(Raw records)
>>>

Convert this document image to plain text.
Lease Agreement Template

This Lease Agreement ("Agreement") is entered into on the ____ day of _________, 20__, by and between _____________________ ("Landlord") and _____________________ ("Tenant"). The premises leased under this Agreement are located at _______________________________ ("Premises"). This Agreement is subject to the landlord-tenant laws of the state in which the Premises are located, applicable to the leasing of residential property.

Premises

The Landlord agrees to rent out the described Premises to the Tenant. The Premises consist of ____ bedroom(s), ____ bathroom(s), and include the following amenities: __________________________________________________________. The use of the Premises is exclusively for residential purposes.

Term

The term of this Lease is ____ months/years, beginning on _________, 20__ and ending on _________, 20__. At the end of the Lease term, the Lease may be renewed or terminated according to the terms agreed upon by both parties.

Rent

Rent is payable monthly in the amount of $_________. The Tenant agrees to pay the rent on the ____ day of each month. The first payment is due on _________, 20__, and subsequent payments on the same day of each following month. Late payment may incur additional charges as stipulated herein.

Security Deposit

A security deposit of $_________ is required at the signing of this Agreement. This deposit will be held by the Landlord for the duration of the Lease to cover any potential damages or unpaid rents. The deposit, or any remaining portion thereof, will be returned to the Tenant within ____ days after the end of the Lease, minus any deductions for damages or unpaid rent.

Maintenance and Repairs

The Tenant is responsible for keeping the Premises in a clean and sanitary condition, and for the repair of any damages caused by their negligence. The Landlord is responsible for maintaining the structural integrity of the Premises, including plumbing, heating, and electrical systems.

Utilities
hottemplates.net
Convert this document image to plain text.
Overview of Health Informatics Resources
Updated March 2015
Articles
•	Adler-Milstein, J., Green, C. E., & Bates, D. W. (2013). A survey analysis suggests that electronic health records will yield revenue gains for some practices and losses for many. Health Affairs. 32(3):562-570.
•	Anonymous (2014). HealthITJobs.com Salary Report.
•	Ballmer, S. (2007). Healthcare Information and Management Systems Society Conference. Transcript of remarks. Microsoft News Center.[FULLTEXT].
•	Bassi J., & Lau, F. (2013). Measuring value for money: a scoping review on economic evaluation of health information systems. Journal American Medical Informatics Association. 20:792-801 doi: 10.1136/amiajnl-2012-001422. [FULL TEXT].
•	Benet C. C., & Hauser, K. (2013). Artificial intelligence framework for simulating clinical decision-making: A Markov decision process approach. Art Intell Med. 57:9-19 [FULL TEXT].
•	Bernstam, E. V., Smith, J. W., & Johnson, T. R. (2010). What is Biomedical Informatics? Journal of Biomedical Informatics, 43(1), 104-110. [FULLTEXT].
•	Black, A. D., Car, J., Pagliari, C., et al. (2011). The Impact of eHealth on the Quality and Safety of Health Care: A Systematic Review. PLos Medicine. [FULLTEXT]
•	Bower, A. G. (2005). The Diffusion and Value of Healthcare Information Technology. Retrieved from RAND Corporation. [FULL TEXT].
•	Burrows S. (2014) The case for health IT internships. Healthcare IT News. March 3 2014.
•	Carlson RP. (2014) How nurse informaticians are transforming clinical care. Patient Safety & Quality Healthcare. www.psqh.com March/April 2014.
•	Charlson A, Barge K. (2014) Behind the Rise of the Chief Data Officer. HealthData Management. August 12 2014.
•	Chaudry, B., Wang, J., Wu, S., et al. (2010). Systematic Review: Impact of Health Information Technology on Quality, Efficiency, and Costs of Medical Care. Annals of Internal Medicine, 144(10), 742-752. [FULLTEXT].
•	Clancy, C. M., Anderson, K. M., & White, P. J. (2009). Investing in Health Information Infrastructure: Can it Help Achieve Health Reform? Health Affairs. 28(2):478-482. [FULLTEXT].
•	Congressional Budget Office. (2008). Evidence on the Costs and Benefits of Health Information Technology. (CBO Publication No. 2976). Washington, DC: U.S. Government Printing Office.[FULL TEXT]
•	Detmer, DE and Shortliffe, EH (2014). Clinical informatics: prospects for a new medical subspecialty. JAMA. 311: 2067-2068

<<<

> _EXERCISE_
Every entry in the listing must be retyped exactly.

> _FULL SOLUTION_
Convert this document image to plain text.
Lease Agreement Template

This Lease Agreement ("Agreement") is entered into on the ____ day of _________, 20__, by and between _____________________ ("Landlord") and _____________________ ("Tenant"). The premises leased under this Agreement are located at _______________________________ ("Premises"). This Agreement is subject to the landlord-tenant laws of the state in which the Premises are located, applicable to the leasing of residential property.

Premises

The Landlord agrees to rent out the described Premises to the Tenant. The Premises consist of ____ bedroom(s), ____ bathroom(s), and include the following amenities: __________________________________________________________. The use of the Premises is exclusively for residential purposes.

Term

The term of this Lease is ____ months/years, beginning on _________, 20__ and ending on _________, 20__. At the end of the Lease term, the Lease may be renewed or terminated according to the terms agreed upon by both parties.

Rent

Rent is payable monthly in the amount of $_________. The Tenant agrees to pay the rent on the ____ day of each month. The first payment is due on _________, 20__, and subsequent payments on the same day of each following month. Late payment may incur additional charges as stipulated herein.

Security Deposit

A security deposit of $_________ is required at the signing of this Agreement. This deposit will be held by the Landlord for the duration of the Lease to cover any potential damages or unpaid rents. The deposit, or any remaining portion thereof, will be returned to the Tenant within ____ days after the end of the Lease, minus any deductions for damages or unpaid rent.

Maintenance and Repairs

The Tenant is responsible for keeping the Premises in a clean and sanitary condition, and for the repair of any damages caused by their negligence. The Landlord is responsible for maintaining the structural integrity of the Premises, including plumbing, heating, and electrical systems.

Utilities
hottemplates.net
Convert this document image to plain text.
Overview of Health Informatics Resources
Updated March 2015
Articles
•	Adler-Milstein, J., Green, C. E., & Bates, D. W. (2013). A survey analysis suggests that electronic health records will yield revenue gains for some practices and losses for many. Health Affairs. 32(3):562-570.
•	Anonymous (2014). HealthITJobs.com Salary Report.
•	Ballmer, S. (2007). Healthcare Information and Management Systems Society Conference. Transcript of remarks. Microsoft News Center.[FULLTEXT].
•	Bassi J., & Lau, F. (2013). Measuring value for money: a scoping review on economic evaluation of health information systems. Journal American Medical Informatics Association. 20:792-801 doi: 10.1136/amiajnl-2012-001422. [FULL TEXT].
•	Benet C. C., & Hauser, K. (2013). Artificial intelligence framework for simulating clinical decision-making: A Markov decision process approach. Art Intell Med. 57:9-19 [FULL TEXT].
•	Bernstam, E. V., Smith, J. W., & Johnson, T. R. (2010). What is Biomedical Informatics? Journal of Biomedical Informatics, 43(1), 104-110. [FULLTEXT].
•	Black, A. D., Car, J., Pagliari, C., et al. (2011). The Impact of eHealth on the Quality and Safety of Health Care: A Systematic Review. PLos Medicine. [FULLTEXT]
•	Bower, A. G. (2005). The Diffusion and Value of Healthcare Information Technology. Retrieved from RAND Corporation. [FULL TEXT].
•	Burrows S. (2014) The case for health IT internships. Healthcare IT News. March 3 2014.
•	Carlson RP. (2014) How nurse informaticians are transforming clinical care. Patient Safety & Quality Healthcare. www.psqh.com March/April 2014.
•	Charlson A, Barge K. (2014) Behind the Rise of the Chief Data Officer. HealthData Management. August 12 2014.
•	Chaudry, B., Wang, J., Wu, S., et al. (2010). Systematic Review: Impact of Health Information Technology on Quality, Efficiency, and Costs of Medical Care. Annals of Internal Medicine, 144(10), 742-752. [FULLTEXT].
•	Clancy, C. M., Anderson, K. M., & White, P. J. (2009). Investing in Health Information Infrastructure: Can it Help Achieve Health Reform? Health Affairs. 28(2):478-482. [FULLTEXT].
•	Congressional Budget Office. (2008). Evidence on the Costs and Benefits of Health Information Technology. (CBO Publication No. 2976). Washington, DC: U.S. Government Printing Office.[FULL TEXT]
•	Detmer, DE and Shortliffe, EH (2014). Clinical informatics: prospects for a new medical subspecialty. JAMA. 311: 2067-2068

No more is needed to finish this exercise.